Simply put, the trick is to set the curved shoes, equal distance at all points, to the very centre of the axle. This is 99% impossible to set accurately without some help from some sort of tool, or other creative idea.  When the round brake shoes are set just right they make full contact with the drum. All points. This is so vital to proper brake operation. Think about the total contact area of all brakes shoes on the car. Its not much. These shoes have to stop these big heavy cars, full of passengars and luggage, on a down hill slope at a good speed. Every little bit of shoe area that is not contacting the drum properly has a big effect on reducing brake power. 

 

The amco tool as shown above, is pretty well useless. Important required pieces are missing. Hen’s teeth was mentioned earlier with good reason. You can see why some of us are reverting to home built tools.

[Requirement 1] Rewrite the stretch of the listing from its start through the line containing "dot-icon [19, 295, 31, 307]", switching "clear" to "pending" wherever it appears and leaving everything else unchanged.

[Dataset entries]
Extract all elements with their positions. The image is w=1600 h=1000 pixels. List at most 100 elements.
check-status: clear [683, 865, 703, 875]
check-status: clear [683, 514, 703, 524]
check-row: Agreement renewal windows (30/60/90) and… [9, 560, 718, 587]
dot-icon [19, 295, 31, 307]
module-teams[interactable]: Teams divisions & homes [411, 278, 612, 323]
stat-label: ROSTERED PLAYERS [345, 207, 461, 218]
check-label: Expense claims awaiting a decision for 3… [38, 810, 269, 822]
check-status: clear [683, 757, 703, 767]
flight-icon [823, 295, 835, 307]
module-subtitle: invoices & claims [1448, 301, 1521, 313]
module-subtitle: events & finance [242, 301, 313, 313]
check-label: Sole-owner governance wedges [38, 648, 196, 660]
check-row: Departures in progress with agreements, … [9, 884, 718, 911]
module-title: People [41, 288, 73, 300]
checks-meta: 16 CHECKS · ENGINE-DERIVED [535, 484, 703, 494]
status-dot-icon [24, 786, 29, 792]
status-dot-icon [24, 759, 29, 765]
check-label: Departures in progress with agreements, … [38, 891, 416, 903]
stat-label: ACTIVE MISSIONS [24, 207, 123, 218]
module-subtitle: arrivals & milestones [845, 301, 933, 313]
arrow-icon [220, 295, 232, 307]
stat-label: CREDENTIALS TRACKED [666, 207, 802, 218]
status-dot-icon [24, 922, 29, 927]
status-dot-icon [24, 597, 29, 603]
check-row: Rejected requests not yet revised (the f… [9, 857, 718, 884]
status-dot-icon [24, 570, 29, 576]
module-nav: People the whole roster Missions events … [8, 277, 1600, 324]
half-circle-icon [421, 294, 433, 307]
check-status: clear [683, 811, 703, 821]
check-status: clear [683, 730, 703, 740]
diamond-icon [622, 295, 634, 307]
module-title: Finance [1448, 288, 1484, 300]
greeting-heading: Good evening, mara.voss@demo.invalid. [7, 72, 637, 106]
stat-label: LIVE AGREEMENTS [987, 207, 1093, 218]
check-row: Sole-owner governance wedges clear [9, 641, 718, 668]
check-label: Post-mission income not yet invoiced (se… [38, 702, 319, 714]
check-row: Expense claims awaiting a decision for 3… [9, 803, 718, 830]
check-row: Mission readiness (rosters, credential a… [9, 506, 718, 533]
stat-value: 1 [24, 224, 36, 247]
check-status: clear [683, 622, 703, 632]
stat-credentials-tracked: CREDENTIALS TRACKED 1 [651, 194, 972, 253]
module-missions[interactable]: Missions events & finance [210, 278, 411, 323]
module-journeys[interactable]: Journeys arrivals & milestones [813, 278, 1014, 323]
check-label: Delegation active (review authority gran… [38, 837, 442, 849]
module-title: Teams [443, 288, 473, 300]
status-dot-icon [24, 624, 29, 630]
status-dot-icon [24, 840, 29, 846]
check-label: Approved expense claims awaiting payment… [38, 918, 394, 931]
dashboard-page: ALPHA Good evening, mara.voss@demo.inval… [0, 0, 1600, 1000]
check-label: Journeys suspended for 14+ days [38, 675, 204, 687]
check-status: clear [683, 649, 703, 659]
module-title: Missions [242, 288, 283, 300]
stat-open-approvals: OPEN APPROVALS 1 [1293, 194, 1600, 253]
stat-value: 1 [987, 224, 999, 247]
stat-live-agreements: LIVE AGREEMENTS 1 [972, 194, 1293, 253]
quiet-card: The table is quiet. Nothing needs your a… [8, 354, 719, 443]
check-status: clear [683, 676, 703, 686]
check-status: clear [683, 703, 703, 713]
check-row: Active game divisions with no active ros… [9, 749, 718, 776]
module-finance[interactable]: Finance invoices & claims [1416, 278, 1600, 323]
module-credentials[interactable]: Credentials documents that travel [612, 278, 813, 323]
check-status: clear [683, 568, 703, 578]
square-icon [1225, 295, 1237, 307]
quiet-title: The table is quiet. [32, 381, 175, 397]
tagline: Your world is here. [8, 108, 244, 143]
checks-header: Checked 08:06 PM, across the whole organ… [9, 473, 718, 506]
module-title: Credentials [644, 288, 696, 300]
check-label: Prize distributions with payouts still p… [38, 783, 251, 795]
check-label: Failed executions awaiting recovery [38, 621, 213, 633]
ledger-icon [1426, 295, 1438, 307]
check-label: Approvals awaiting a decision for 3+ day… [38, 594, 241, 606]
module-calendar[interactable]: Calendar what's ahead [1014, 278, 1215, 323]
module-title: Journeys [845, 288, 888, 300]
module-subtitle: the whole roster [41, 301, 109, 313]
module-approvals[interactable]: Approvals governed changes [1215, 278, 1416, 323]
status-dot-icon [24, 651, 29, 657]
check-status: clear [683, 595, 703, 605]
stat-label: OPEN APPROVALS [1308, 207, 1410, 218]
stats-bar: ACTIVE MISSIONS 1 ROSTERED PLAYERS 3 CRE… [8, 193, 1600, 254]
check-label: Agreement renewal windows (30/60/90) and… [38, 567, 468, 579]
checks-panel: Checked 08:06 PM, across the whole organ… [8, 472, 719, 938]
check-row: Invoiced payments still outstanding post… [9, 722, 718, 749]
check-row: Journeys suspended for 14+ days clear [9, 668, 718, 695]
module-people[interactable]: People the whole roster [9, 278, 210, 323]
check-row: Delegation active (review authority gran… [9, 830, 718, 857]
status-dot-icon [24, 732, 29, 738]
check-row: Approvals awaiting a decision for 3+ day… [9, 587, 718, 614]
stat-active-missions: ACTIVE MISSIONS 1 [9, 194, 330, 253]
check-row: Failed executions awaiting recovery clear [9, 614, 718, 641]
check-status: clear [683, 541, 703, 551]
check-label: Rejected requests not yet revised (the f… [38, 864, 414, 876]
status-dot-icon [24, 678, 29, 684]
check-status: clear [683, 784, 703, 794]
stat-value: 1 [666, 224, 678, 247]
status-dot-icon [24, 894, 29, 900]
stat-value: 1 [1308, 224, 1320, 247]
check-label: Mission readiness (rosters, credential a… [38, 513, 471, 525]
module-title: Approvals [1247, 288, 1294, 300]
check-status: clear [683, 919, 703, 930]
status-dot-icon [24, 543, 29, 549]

[Requirement 2] Does each statement agree with the text on setting brake shoes? Answer yes or no for each, and quote the text's deciding words. (a) Setting the curved shoes accurately without some kind of tool is called nearly impossible. (b) The total contact area of all brake shoes on the car is large. (c) The amco tool is described as pretty well useless.

[Full answer 1]
Extract all elements with their positions. The image is w=1600 h=1000 pixels. List at most 100 elements.
check-status: pending [683, 865, 703, 875]
check-status: pending [683, 514, 703, 524]
check-row: Agreement renewal windows (30/60/90) and… [9, 560, 718, 587]
dot-icon [19, 295, 31, 307]

[Full answer 2]
(a) Yes: "This is 99% impossible to set accurately without some help from some sort of tool, or other creative idea."
(b) No: "Think about the total contact area of all brakes shoes on the car. Its not much."
(c) Yes: "The amco tool as shown above, is pretty well useless."